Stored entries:
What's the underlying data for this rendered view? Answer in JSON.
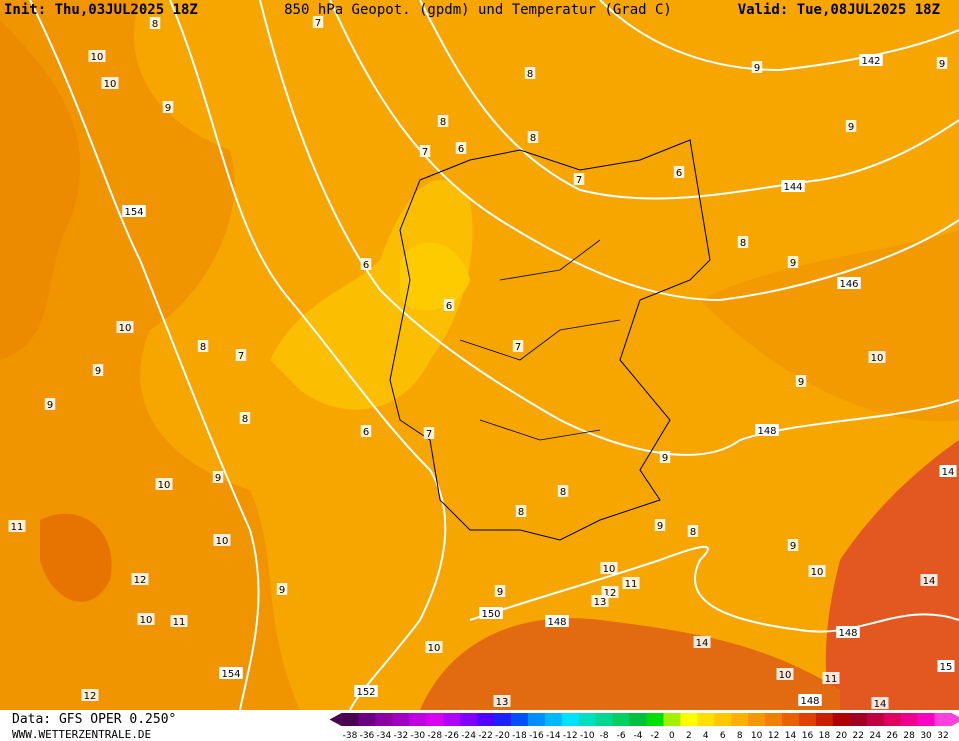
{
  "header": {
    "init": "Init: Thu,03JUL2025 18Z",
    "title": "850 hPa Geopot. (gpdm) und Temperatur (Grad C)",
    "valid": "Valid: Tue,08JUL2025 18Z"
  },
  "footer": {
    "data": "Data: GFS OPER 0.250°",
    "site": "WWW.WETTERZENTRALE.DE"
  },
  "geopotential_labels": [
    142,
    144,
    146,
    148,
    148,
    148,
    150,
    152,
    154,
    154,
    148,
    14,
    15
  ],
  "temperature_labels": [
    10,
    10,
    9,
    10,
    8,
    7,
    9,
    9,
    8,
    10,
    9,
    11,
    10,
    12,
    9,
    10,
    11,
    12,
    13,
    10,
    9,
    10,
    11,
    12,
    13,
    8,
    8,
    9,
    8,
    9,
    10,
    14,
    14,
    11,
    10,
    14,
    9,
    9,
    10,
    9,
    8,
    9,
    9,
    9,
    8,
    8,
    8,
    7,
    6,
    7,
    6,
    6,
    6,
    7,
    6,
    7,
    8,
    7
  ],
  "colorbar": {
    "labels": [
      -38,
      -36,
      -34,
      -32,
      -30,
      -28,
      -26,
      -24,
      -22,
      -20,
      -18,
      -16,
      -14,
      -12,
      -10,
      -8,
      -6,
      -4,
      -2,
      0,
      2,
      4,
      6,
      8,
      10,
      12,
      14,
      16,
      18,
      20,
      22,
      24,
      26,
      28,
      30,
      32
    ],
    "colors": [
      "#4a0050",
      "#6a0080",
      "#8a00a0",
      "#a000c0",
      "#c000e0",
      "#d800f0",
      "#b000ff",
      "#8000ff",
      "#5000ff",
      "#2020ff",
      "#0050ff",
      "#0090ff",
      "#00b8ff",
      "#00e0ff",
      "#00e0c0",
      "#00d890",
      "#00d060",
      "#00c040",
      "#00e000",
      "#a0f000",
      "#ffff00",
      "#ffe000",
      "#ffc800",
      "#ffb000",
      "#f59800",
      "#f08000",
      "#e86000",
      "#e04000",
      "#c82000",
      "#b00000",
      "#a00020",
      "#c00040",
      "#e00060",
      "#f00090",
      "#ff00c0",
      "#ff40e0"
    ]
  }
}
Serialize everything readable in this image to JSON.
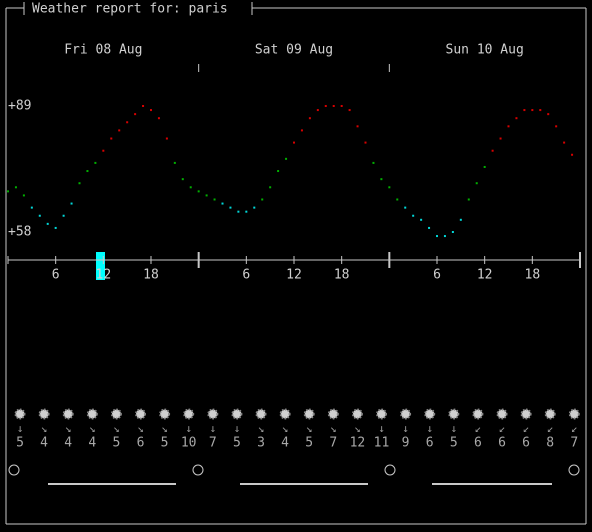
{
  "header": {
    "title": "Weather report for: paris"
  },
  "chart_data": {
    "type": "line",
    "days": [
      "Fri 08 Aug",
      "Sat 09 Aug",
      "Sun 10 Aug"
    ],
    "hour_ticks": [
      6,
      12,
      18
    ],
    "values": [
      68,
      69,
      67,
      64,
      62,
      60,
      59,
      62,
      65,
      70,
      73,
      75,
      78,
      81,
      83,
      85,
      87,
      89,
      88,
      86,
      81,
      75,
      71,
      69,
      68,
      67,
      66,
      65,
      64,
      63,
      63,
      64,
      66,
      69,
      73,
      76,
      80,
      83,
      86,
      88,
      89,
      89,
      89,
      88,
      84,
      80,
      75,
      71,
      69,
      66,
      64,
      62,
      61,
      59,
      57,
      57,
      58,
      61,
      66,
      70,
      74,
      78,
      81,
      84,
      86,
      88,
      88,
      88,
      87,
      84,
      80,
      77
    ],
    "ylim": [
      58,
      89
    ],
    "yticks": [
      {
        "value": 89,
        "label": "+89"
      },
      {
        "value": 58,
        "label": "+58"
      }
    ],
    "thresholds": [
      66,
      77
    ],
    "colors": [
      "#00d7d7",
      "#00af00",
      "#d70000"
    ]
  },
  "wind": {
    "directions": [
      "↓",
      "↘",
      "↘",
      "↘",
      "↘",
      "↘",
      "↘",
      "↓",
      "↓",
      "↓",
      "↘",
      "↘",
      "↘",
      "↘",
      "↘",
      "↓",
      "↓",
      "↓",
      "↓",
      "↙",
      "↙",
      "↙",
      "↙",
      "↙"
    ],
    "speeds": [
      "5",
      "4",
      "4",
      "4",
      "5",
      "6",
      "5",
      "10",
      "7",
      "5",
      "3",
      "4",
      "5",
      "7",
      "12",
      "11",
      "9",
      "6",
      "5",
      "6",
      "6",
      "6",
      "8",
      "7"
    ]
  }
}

Task: Copy every record above exactly, leaving out any pictures.

Task output:
What's the underlying data for this rendered view? Answer in JSON.
{
  "header": {
    "init": "Init: Thu,03JUL2025 18Z",
    "title": "850 hPa Geopot. (gpdm) und Temperatur (Grad C)",
    "valid": "Valid: Tue,08JUL2025 18Z"
  },
  "footer": {
    "data": "Data: GFS OPER 0.250°",
    "site": "WWW.WETTERZENTRALE.DE"
  },
  "geopotential_labels": [
    142,
    144,
    146,
    148,
    148,
    148,
    150,
    152,
    154,
    154,
    148,
    14,
    15
  ],
  "temperature_labels": [
    10,
    10,
    9,
    10,
    8,
    7,
    9,
    9,
    8,
    10,
    9,
    11,
    10,
    12,
    9,
    10,
    11,
    12,
    13,
    10,
    9,
    10,
    11,
    12,
    13,
    8,
    8,
    9,
    8,
    9,
    10,
    14,
    14,
    11,
    10,
    14,
    9,
    9,
    10,
    9,
    8,
    9,
    9,
    9,
    8,
    8,
    8,
    7,
    6,
    7,
    6,
    6,
    6,
    7,
    6,
    7,
    8,
    7
  ],
  "colorbar": {
    "labels": [
      -38,
      -36,
      -34,
      -32,
      -30,
      -28,
      -26,
      -24,
      -22,
      -20,
      -18,
      -16,
      -14,
      -12,
      -10,
      -8,
      -6,
      -4,
      -2,
      0,
      2,
      4,
      6,
      8,
      10,
      12,
      14,
      16,
      18,
      20,
      22,
      24,
      26,
      28,
      30,
      32
    ],
    "colors": [
      "#4a0050",
      "#6a0080",
      "#8a00a0",
      "#a000c0",
      "#c000e0",
      "#d800f0",
      "#b000ff",
      "#8000ff",
      "#5000ff",
      "#2020ff",
      "#0050ff",
      "#0090ff",
      "#00b8ff",
      "#00e0ff",
      "#00e0c0",
      "#00d890",
      "#00d060",
      "#00c040",
      "#00e000",
      "#a0f000",
      "#ffff00",
      "#ffe000",
      "#ffc800",
      "#ffb000",
      "#f59800",
      "#f08000",
      "#e86000",
      "#e04000",
      "#c82000",
      "#b00000",
      "#a00020",
      "#c00040",
      "#e00060",
      "#f00090",
      "#ff00c0",
      "#ff40e0"
    ]
  }
}
Serialize everything readable in this image to JSON.
{
  "header": {
    "title": "Weather report for: paris"
  },
  "chart_data": {
    "type": "line",
    "days": [
      "Fri 08 Aug",
      "Sat 09 Aug",
      "Sun 10 Aug"
    ],
    "hour_ticks": [
      6,
      12,
      18
    ],
    "values": [
      68,
      69,
      67,
      64,
      62,
      60,
      59,
      62,
      65,
      70,
      73,
      75,
      78,
      81,
      83,
      85,
      87,
      89,
      88,
      86,
      81,
      75,
      71,
      69,
      68,
      67,
      66,
      65,
      64,
      63,
      63,
      64,
      66,
      69,
      73,
      76,
      80,
      83,
      86,
      88,
      89,
      89,
      89,
      88,
      84,
      80,
      75,
      71,
      69,
      66,
      64,
      62,
      61,
      59,
      57,
      57,
      58,
      61,
      66,
      70,
      74,
      78,
      81,
      84,
      86,
      88,
      88,
      88,
      87,
      84,
      80,
      77
    ],
    "ylim": [
      58,
      89
    ],
    "yticks": [
      {
        "value": 89,
        "label": "+89"
      },
      {
        "value": 58,
        "label": "+58"
      }
    ],
    "thresholds": [
      66,
      77
    ],
    "colors": [
      "#00d7d7",
      "#00af00",
      "#d70000"
    ]
  },
  "wind": {
    "directions": [
      "↓",
      "↘",
      "↘",
      "↘",
      "↘",
      "↘",
      "↘",
      "↓",
      "↓",
      "↓",
      "↘",
      "↘",
      "↘",
      "↘",
      "↘",
      "↓",
      "↓",
      "↓",
      "↓",
      "↙",
      "↙",
      "↙",
      "↙",
      "↙"
    ],
    "speeds": [
      "5",
      "4",
      "4",
      "4",
      "5",
      "6",
      "5",
      "10",
      "7",
      "5",
      "3",
      "4",
      "5",
      "7",
      "12",
      "11",
      "9",
      "6",
      "5",
      "6",
      "6",
      "6",
      "8",
      "7"
    ]
  }
}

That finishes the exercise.